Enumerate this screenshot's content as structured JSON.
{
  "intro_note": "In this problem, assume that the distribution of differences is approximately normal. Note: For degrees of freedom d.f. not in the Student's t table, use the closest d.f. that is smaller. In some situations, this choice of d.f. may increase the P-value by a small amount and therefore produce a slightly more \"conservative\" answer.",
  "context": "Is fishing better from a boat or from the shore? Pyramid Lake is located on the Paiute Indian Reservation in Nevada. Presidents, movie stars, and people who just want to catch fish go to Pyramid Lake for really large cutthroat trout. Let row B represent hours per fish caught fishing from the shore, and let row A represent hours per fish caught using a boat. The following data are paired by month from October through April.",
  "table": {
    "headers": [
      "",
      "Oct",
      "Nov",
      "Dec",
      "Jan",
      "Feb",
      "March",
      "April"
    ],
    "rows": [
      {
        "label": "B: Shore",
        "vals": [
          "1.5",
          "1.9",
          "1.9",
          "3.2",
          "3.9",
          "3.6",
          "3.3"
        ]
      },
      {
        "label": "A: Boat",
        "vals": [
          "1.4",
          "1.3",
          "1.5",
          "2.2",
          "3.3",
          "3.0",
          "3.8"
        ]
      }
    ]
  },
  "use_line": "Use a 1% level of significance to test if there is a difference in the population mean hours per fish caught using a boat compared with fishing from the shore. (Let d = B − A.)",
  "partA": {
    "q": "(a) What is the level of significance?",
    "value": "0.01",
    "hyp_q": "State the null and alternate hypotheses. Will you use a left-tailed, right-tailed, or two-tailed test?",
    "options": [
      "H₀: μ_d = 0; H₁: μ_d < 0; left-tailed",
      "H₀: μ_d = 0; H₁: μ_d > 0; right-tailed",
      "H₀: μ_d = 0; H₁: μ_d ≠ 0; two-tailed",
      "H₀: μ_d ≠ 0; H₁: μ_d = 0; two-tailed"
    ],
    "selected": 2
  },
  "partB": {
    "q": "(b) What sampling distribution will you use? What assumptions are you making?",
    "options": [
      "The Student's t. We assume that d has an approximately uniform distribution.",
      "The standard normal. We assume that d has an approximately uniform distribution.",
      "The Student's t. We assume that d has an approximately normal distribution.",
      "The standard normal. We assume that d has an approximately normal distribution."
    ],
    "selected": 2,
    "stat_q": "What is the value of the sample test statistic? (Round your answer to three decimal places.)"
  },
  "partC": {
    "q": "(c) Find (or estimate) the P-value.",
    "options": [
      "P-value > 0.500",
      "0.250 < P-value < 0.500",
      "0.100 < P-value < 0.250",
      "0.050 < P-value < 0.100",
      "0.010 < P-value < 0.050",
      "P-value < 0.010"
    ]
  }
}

# Given problem:
Tally up the lines holding the word "distribution" in the data above, and answer with that figure only.

# Response to the task:
6